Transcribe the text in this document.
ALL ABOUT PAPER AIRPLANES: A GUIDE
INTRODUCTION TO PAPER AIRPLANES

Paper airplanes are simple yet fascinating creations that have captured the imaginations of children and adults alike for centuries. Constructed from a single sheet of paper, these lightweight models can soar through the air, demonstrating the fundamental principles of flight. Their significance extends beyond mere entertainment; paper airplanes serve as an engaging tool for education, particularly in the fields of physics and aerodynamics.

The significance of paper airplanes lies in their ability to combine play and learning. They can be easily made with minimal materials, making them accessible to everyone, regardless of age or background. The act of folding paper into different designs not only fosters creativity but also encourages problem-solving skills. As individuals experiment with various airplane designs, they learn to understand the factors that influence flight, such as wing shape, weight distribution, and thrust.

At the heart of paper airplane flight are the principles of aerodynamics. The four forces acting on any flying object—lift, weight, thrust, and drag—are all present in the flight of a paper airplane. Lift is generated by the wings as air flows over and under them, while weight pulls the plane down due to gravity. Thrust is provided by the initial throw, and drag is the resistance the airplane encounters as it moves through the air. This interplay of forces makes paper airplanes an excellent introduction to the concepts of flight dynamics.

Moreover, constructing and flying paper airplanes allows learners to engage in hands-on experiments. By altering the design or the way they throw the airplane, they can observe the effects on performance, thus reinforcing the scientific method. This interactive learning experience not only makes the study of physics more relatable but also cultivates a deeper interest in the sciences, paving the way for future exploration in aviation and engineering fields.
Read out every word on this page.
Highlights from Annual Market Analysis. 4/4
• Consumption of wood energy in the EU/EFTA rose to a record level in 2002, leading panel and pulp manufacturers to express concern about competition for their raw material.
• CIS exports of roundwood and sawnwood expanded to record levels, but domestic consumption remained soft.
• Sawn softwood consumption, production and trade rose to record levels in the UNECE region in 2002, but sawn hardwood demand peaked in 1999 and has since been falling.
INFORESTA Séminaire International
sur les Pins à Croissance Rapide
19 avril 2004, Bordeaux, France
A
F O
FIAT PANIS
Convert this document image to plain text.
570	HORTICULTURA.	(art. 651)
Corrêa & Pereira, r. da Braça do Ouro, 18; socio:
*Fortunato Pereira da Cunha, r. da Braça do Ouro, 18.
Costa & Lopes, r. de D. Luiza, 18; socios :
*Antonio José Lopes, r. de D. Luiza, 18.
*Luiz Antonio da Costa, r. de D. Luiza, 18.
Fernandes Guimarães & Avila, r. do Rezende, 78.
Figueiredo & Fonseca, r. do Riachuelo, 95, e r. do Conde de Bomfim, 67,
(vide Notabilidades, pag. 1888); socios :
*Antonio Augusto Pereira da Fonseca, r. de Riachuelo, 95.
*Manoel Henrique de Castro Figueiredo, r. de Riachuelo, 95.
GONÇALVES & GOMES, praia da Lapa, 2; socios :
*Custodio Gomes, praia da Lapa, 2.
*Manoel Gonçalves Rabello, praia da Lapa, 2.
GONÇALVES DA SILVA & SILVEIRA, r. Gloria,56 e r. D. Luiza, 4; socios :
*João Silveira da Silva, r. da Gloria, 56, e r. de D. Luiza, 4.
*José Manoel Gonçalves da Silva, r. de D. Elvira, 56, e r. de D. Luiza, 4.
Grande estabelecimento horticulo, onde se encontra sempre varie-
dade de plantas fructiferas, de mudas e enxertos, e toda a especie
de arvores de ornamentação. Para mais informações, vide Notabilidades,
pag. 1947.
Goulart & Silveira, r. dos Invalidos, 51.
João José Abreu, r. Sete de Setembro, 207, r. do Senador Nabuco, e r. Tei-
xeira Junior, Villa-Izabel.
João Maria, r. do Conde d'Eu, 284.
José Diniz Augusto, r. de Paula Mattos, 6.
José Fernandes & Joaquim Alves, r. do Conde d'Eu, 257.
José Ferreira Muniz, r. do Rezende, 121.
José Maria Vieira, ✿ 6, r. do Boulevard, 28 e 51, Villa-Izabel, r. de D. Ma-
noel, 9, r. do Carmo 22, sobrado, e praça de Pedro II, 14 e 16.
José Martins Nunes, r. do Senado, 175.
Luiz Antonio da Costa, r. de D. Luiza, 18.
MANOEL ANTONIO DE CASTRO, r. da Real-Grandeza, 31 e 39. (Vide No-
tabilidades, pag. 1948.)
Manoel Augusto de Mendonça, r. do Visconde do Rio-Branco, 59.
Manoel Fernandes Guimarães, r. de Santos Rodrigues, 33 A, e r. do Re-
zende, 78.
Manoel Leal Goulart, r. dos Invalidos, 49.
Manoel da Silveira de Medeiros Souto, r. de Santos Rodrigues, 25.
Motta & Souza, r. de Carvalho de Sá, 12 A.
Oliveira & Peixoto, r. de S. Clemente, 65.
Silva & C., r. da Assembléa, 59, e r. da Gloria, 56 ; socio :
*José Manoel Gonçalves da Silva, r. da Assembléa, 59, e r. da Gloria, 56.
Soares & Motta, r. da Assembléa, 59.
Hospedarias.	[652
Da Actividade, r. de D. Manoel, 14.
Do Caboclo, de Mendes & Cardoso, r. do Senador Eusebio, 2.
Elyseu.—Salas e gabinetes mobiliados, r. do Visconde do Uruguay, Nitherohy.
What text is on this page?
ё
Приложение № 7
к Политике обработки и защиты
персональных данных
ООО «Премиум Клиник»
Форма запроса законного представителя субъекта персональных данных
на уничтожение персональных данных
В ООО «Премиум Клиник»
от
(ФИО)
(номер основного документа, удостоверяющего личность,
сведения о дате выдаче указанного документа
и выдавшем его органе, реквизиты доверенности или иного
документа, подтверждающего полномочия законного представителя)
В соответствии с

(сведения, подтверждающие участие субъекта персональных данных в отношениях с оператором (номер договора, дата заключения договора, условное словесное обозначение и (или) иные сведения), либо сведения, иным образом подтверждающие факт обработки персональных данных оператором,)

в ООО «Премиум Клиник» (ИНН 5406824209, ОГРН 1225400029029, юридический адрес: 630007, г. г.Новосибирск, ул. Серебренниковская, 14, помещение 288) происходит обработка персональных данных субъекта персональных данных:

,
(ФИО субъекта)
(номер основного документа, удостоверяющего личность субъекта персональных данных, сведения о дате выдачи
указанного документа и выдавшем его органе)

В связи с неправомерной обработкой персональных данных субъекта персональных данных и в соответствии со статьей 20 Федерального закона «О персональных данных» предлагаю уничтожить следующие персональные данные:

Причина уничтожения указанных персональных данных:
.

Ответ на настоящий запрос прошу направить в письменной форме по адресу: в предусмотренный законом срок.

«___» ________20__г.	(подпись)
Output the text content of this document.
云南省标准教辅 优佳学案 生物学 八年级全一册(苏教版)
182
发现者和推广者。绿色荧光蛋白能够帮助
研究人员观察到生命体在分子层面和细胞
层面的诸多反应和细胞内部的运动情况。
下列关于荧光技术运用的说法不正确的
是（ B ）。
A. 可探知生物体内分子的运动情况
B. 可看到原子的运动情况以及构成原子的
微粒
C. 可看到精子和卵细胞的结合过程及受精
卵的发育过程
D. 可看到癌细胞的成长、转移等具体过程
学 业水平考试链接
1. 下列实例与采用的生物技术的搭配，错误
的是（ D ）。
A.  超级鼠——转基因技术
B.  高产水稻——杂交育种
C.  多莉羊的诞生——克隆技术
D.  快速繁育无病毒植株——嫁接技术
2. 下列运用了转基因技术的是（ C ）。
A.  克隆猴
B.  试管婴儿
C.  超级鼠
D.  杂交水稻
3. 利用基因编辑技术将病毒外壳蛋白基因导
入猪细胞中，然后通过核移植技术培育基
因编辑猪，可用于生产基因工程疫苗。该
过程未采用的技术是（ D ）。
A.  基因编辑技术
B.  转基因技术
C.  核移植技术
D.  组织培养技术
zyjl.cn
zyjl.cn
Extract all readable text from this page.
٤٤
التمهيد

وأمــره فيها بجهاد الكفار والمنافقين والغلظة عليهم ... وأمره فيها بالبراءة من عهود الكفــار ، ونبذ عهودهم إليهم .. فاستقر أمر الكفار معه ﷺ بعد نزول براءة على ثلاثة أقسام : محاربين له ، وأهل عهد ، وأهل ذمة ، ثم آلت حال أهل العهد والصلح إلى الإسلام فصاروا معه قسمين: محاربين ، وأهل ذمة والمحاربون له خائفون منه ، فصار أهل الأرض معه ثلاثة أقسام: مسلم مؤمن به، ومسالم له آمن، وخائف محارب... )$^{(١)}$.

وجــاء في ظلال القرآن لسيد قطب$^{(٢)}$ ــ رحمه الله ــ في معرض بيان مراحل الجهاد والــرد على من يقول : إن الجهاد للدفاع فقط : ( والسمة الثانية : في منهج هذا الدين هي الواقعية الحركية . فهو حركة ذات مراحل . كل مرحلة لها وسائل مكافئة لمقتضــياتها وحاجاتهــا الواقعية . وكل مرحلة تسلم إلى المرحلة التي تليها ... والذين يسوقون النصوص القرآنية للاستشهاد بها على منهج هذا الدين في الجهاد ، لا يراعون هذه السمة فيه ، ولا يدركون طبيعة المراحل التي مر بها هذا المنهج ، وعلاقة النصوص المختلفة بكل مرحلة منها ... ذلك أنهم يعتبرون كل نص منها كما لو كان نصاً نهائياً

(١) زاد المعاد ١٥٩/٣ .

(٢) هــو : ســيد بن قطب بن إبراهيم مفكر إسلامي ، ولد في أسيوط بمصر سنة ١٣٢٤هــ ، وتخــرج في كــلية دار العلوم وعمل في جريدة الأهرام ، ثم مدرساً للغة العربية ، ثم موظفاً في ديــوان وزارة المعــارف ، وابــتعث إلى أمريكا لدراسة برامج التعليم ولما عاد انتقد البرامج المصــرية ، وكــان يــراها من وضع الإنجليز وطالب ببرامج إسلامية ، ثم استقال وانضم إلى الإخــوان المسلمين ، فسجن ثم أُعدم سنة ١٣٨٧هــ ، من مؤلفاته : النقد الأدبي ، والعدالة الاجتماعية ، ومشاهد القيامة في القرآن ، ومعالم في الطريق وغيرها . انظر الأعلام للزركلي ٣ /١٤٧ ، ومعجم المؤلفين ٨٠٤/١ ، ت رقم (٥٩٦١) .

What you need to do:
Across the records, count the lines holding the string "Клиник". Give the number and stop.

Correct result:
3